TASK REQUIREMENTS — For each line below that includes the word "Read", make a copy.

DATASET ENTRIES —

========================

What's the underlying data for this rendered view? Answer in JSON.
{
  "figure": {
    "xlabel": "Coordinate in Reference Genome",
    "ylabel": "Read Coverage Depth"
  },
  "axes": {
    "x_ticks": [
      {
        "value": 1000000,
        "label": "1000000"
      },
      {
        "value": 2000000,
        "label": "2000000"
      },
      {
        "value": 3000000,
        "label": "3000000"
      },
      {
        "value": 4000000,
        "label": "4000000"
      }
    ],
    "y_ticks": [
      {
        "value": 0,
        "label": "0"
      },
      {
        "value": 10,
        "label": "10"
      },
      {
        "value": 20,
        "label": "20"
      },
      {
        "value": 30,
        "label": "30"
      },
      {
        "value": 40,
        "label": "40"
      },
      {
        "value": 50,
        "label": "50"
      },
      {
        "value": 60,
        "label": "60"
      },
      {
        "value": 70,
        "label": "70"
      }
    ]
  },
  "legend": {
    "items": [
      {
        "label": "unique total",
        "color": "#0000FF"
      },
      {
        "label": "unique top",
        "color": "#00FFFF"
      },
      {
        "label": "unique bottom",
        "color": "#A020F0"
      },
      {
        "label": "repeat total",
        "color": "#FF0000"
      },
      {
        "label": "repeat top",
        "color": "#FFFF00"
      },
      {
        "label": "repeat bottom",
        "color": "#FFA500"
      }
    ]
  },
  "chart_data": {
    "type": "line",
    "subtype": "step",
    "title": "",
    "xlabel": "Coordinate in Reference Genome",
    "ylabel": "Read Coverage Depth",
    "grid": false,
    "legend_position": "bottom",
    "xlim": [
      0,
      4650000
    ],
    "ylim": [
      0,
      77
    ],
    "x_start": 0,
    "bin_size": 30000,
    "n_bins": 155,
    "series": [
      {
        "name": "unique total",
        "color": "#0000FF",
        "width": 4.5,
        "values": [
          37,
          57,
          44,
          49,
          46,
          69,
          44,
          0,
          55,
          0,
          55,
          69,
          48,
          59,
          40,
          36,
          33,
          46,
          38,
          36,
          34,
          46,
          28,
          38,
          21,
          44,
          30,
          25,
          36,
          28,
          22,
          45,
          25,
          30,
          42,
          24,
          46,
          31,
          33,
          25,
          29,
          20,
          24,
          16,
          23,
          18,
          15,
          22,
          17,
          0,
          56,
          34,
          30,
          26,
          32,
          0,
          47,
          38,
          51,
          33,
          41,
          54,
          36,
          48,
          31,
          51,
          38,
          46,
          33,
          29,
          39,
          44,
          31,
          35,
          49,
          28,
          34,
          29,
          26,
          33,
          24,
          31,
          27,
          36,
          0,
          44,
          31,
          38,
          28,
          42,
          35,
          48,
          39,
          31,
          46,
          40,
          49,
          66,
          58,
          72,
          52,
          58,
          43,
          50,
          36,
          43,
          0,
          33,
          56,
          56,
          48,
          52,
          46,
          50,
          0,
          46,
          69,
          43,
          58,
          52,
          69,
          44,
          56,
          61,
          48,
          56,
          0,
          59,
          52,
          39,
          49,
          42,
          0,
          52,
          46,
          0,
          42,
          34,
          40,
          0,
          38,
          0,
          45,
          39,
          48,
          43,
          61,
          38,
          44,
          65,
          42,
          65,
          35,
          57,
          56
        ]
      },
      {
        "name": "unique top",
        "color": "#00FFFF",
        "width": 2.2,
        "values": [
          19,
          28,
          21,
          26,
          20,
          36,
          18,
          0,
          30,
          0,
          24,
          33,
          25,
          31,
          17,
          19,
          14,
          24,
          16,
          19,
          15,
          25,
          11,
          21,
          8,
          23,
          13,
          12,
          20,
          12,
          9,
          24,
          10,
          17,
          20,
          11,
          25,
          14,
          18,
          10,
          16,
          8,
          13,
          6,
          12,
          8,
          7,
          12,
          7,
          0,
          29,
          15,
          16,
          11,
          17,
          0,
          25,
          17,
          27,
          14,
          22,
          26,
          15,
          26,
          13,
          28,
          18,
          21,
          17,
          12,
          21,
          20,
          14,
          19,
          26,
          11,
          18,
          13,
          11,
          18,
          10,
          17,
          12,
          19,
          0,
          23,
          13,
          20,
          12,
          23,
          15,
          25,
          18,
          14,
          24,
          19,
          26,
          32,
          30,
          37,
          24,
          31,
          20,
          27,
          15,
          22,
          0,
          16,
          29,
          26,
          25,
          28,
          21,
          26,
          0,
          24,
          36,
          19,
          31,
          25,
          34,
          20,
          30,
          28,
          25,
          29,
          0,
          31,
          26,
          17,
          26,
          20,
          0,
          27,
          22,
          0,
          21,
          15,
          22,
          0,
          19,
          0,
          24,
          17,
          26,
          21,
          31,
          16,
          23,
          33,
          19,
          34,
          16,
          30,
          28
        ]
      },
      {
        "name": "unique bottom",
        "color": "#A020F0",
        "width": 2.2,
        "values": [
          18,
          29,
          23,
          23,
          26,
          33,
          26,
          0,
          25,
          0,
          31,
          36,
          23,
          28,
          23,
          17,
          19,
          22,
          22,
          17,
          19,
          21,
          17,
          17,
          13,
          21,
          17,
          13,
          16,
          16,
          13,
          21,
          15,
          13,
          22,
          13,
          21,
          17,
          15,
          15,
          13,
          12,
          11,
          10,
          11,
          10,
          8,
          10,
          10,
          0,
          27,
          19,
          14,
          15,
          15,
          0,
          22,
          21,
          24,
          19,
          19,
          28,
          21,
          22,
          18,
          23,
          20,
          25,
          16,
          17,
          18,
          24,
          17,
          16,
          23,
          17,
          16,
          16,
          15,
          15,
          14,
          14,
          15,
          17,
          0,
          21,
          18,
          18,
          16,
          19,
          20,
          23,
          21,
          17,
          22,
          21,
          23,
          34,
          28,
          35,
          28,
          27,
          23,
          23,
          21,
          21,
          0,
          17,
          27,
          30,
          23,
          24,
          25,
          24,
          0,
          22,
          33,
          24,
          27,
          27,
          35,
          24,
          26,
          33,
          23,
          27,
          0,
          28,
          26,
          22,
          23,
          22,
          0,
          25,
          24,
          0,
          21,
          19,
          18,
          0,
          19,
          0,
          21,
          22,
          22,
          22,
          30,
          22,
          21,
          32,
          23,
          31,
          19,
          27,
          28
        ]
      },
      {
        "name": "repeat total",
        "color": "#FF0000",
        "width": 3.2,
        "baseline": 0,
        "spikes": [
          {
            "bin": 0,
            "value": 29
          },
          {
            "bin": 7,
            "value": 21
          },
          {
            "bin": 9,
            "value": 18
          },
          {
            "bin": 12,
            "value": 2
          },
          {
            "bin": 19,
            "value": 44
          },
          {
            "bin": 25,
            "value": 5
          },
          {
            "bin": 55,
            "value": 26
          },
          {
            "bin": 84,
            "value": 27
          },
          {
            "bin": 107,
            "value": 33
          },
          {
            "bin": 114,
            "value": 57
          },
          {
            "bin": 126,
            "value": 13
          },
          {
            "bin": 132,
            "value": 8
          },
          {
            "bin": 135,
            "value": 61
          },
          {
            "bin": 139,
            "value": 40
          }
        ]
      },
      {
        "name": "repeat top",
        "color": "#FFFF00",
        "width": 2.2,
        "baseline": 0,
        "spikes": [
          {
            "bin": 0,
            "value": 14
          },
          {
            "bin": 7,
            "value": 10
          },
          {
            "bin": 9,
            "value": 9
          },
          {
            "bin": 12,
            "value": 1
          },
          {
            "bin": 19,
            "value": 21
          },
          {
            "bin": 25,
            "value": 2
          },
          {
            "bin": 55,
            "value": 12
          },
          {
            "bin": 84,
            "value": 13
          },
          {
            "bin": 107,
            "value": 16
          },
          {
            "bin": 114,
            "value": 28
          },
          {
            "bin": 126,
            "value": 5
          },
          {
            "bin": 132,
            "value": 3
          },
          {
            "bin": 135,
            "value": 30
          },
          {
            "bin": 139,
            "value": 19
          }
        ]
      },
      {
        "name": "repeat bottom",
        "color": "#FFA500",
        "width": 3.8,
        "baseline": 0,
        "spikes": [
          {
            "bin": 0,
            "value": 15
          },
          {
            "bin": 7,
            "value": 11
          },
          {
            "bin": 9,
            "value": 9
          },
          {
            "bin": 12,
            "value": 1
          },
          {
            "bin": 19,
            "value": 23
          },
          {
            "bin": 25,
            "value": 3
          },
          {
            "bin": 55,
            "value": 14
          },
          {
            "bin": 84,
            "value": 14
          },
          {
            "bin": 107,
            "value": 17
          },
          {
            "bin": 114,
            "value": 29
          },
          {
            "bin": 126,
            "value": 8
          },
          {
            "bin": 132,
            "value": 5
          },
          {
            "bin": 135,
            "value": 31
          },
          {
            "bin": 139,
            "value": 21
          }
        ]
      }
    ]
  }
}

========================

WORKED SOLUTION —
    "ylabel": "Read Coverage Depth"
    "ylabel": "Read Coverage Depth",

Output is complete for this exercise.